### Exercise description
Repeat the entries below exactly as they appear, with no pictures.

### The input
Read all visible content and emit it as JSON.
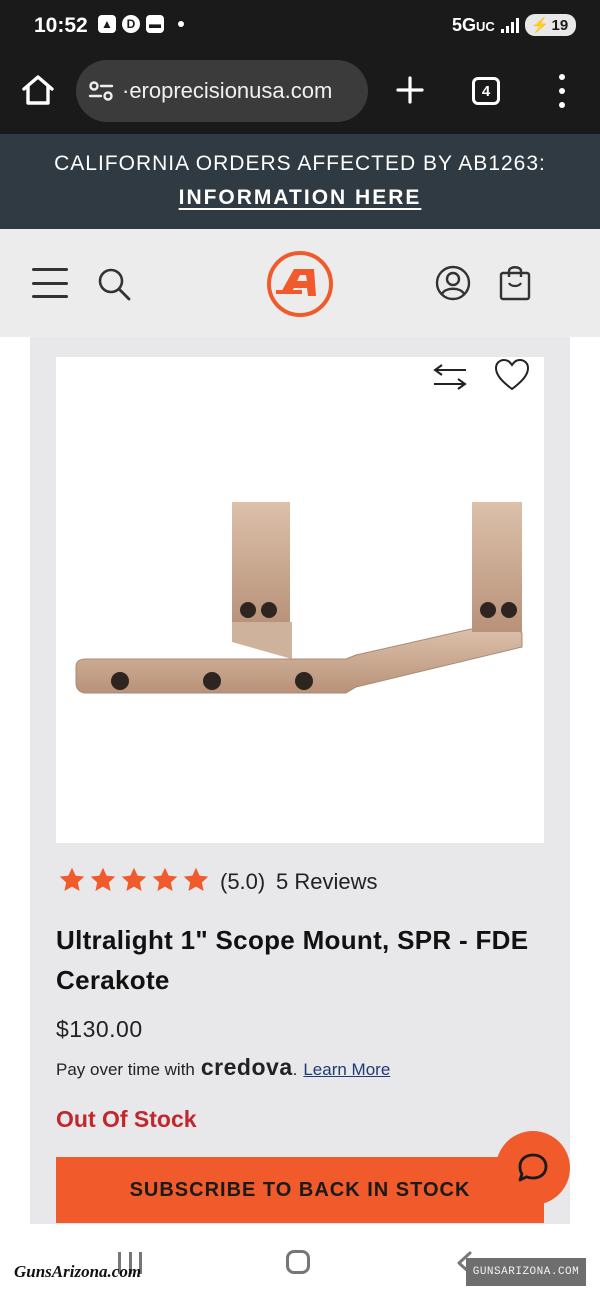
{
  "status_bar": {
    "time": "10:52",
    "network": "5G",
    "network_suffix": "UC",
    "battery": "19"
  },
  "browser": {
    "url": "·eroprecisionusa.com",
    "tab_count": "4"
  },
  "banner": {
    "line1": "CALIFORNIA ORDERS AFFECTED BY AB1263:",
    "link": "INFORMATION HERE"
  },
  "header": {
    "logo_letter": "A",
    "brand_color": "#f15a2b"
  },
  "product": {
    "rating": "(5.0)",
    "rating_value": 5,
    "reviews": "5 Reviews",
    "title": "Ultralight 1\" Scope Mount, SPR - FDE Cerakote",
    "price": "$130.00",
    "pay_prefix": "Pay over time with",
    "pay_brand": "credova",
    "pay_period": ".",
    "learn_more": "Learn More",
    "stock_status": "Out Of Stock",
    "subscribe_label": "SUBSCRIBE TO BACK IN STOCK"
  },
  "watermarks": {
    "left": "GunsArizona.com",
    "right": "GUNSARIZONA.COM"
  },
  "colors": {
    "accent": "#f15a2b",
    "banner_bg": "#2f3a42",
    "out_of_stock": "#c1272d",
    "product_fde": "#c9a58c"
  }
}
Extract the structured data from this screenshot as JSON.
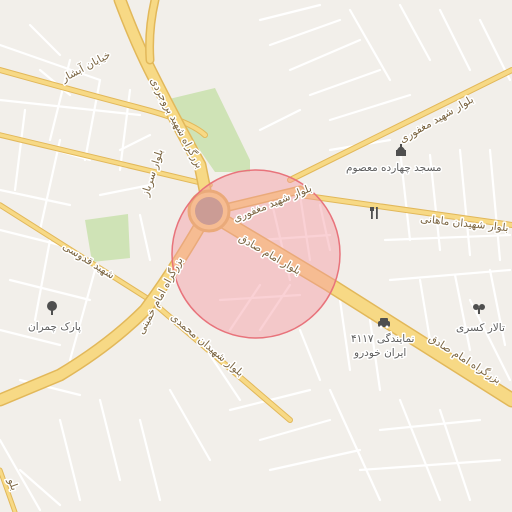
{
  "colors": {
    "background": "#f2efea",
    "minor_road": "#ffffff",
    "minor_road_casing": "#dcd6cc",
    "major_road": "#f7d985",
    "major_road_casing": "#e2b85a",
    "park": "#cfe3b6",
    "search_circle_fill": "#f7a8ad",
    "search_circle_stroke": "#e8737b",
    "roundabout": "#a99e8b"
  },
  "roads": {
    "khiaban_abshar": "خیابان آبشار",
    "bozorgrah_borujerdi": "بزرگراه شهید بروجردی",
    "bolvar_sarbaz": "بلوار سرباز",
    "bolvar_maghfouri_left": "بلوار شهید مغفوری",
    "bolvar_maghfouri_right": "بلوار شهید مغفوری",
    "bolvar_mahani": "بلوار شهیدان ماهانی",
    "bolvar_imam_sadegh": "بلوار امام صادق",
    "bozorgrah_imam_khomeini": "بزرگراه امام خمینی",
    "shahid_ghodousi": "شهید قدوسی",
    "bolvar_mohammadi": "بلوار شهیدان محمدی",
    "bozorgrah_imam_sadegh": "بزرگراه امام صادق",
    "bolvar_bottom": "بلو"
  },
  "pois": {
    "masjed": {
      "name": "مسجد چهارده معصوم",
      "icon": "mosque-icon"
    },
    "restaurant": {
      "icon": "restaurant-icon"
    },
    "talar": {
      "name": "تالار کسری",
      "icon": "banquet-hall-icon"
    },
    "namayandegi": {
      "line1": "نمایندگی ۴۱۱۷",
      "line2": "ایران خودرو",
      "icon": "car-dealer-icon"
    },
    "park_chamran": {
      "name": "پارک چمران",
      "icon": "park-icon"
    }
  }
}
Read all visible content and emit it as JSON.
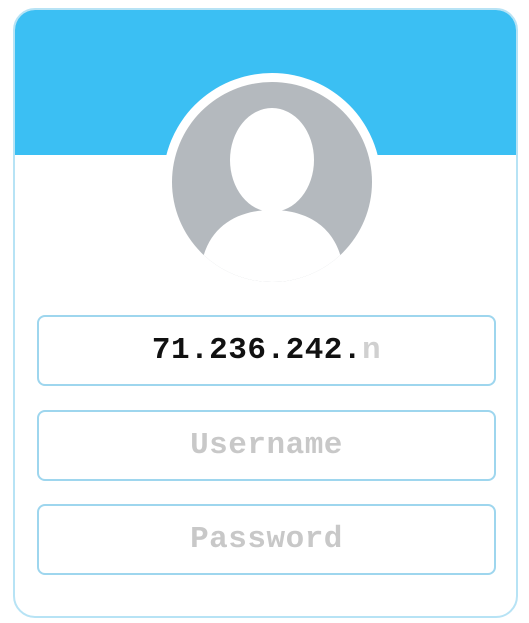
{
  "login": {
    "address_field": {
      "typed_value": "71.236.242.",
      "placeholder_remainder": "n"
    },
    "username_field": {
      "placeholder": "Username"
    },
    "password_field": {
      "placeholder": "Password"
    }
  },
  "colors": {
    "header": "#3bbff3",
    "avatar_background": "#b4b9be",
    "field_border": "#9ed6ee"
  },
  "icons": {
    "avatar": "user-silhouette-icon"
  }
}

### The result
Read all visible content and emit it as JSON.
{
  "status_bar": {
    "time": "10:52",
    "network": "5G",
    "network_suffix": "UC",
    "battery": "19"
  },
  "browser": {
    "url": "·eroprecisionusa.com",
    "tab_count": "4"
  },
  "banner": {
    "line1": "CALIFORNIA ORDERS AFFECTED BY AB1263:",
    "link": "INFORMATION HERE"
  },
  "header": {
    "logo_letter": "A",
    "brand_color": "#f15a2b"
  },
  "product": {
    "rating": "(5.0)",
    "rating_value": 5,
    "reviews": "5 Reviews",
    "title": "Ultralight 1\" Scope Mount, SPR - FDE Cerakote",
    "price": "$130.00",
    "pay_prefix": "Pay over time with",
    "pay_brand": "credova",
    "pay_period": ".",
    "learn_more": "Learn More",
    "stock_status": "Out Of Stock",
    "subscribe_label": "SUBSCRIBE TO BACK IN STOCK"
  },
  "watermarks": {
    "left": "GunsArizona.com",
    "right": "GUNSARIZONA.COM"
  },
  "colors": {
    "accent": "#f15a2b",
    "banner_bg": "#2f3a42",
    "out_of_stock": "#c1272d",
    "product_fde": "#c9a58c"
  }
}
Extract the structured data from this screenshot as JSON.
{
  "colors": {
    "background": "#f2efea",
    "minor_road": "#ffffff",
    "minor_road_casing": "#dcd6cc",
    "major_road": "#f7d985",
    "major_road_casing": "#e2b85a",
    "park": "#cfe3b6",
    "search_circle_fill": "#f7a8ad",
    "search_circle_stroke": "#e8737b",
    "roundabout": "#a99e8b"
  },
  "roads": {
    "khiaban_abshar": "خیابان آبشار",
    "bozorgrah_borujerdi": "بزرگراه شهید بروجردی",
    "bolvar_sarbaz": "بلوار سرباز",
    "bolvar_maghfouri_left": "بلوار شهید مغفوری",
    "bolvar_maghfouri_right": "بلوار شهید مغفوری",
    "bolvar_mahani": "بلوار شهیدان ماهانی",
    "bolvar_imam_sadegh": "بلوار امام صادق",
    "bozorgrah_imam_khomeini": "بزرگراه امام خمینی",
    "shahid_ghodousi": "شهید قدوسی",
    "bolvar_mohammadi": "بلوار شهیدان محمدی",
    "bozorgrah_imam_sadegh": "بزرگراه امام صادق",
    "bolvar_bottom": "بلو"
  },
  "pois": {
    "masjed": {
      "name": "مسجد چهارده معصوم",
      "icon": "mosque-icon"
    },
    "restaurant": {
      "icon": "restaurant-icon"
    },
    "talar": {
      "name": "تالار کسری",
      "icon": "banquet-hall-icon"
    },
    "namayandegi": {
      "line1": "نمایندگی ۴۱۱۷",
      "line2": "ایران خودرو",
      "icon": "car-dealer-icon"
    },
    "park_chamran": {
      "name": "پارک چمران",
      "icon": "park-icon"
    }
  }
}
Read all visible content and emit it as JSON.
{
  "login": {
    "address_field": {
      "typed_value": "71.236.242.",
      "placeholder_remainder": "n"
    },
    "username_field": {
      "placeholder": "Username"
    },
    "password_field": {
      "placeholder": "Password"
    }
  },
  "colors": {
    "header": "#3bbff3",
    "avatar_background": "#b4b9be",
    "field_border": "#9ed6ee"
  },
  "icons": {
    "avatar": "user-silhouette-icon"
  }
}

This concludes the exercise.